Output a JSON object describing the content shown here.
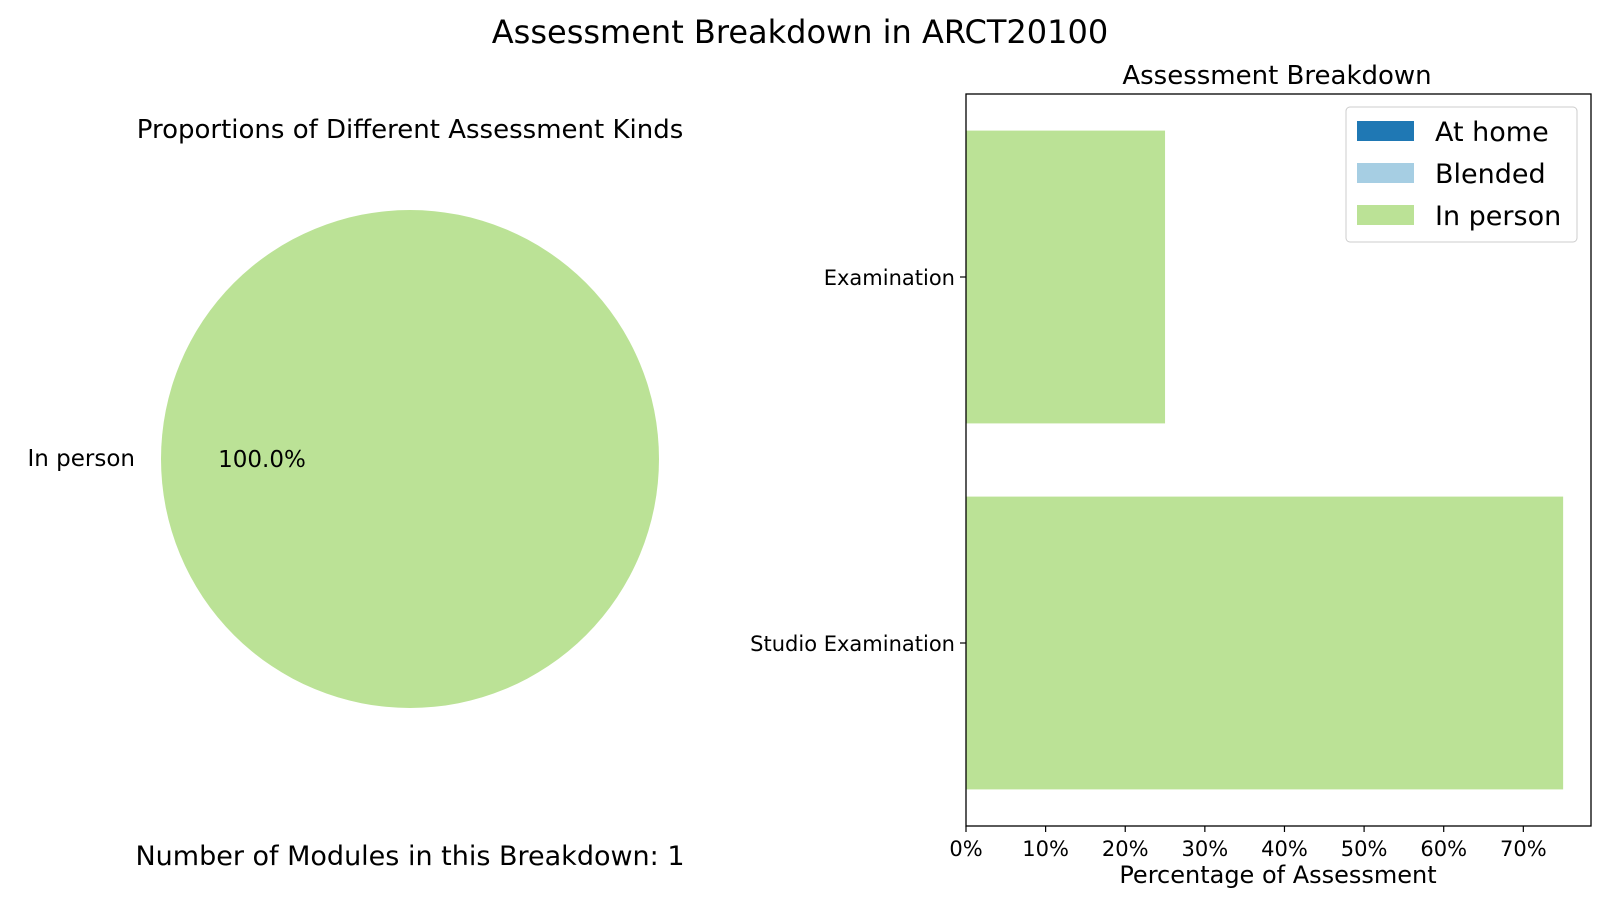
{
  "figure": {
    "suptitle": "Assessment Breakdown in ARCT20100",
    "footer": "Number of Modules in this Breakdown: 1"
  },
  "colors": {
    "at_home": "#1f78b4",
    "blended": "#a6cee3",
    "in_person": "#bbe296"
  },
  "chart_data": [
    {
      "type": "pie",
      "title": "Proportions of Different Assessment Kinds",
      "labels": [
        "In person"
      ],
      "values": [
        100.0
      ],
      "value_labels": [
        "100.0%"
      ],
      "colors": [
        "#bbe296"
      ]
    },
    {
      "type": "bar",
      "orientation": "horizontal",
      "stacked": true,
      "title": "Assessment Breakdown",
      "xlabel": "Percentage of Assessment",
      "ylabel": "",
      "categories": [
        "Examination",
        "Studio Examination"
      ],
      "series": [
        {
          "name": "At home",
          "color": "#1f78b4",
          "values": [
            0,
            0
          ]
        },
        {
          "name": "Blended",
          "color": "#a6cee3",
          "values": [
            0,
            0
          ]
        },
        {
          "name": "In person",
          "color": "#bbe296",
          "values": [
            25,
            75
          ]
        }
      ],
      "xlim": [
        0,
        78.5
      ],
      "xticks": [
        0,
        10,
        20,
        30,
        40,
        50,
        60,
        70
      ],
      "xtick_labels": [
        "0%",
        "10%",
        "20%",
        "30%",
        "40%",
        "50%",
        "60%",
        "70%"
      ],
      "legend": {
        "position": "upper right",
        "entries": [
          "At home",
          "Blended",
          "In person"
        ]
      },
      "grid": false
    }
  ]
}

◆ Job ◆
Print out every entry above without changing a word, and leave out the pictures.

◆ Solution for this exercise ◆
Output a JSON object describing the content shown here.
{
  "figure": {
    "suptitle": "Assessment Breakdown in ARCT20100",
    "footer": "Number of Modules in this Breakdown: 1"
  },
  "colors": {
    "at_home": "#1f78b4",
    "blended": "#a6cee3",
    "in_person": "#bbe296"
  },
  "chart_data": [
    {
      "type": "pie",
      "title": "Proportions of Different Assessment Kinds",
      "labels": [
        "In person"
      ],
      "values": [
        100.0
      ],
      "value_labels": [
        "100.0%"
      ],
      "colors": [
        "#bbe296"
      ]
    },
    {
      "type": "bar",
      "orientation": "horizontal",
      "stacked": true,
      "title": "Assessment Breakdown",
      "xlabel": "Percentage of Assessment",
      "ylabel": "",
      "categories": [
        "Examination",
        "Studio Examination"
      ],
      "series": [
        {
          "name": "At home",
          "color": "#1f78b4",
          "values": [
            0,
            0
          ]
        },
        {
          "name": "Blended",
          "color": "#a6cee3",
          "values": [
            0,
            0
          ]
        },
        {
          "name": "In person",
          "color": "#bbe296",
          "values": [
            25,
            75
          ]
        }
      ],
      "xlim": [
        0,
        78.5
      ],
      "xticks": [
        0,
        10,
        20,
        30,
        40,
        50,
        60,
        70
      ],
      "xtick_labels": [
        "0%",
        "10%",
        "20%",
        "30%",
        "40%",
        "50%",
        "60%",
        "70%"
      ],
      "legend": {
        "position": "upper right",
        "entries": [
          "At home",
          "Blended",
          "In person"
        ]
      },
      "grid": false
    }
  ]
}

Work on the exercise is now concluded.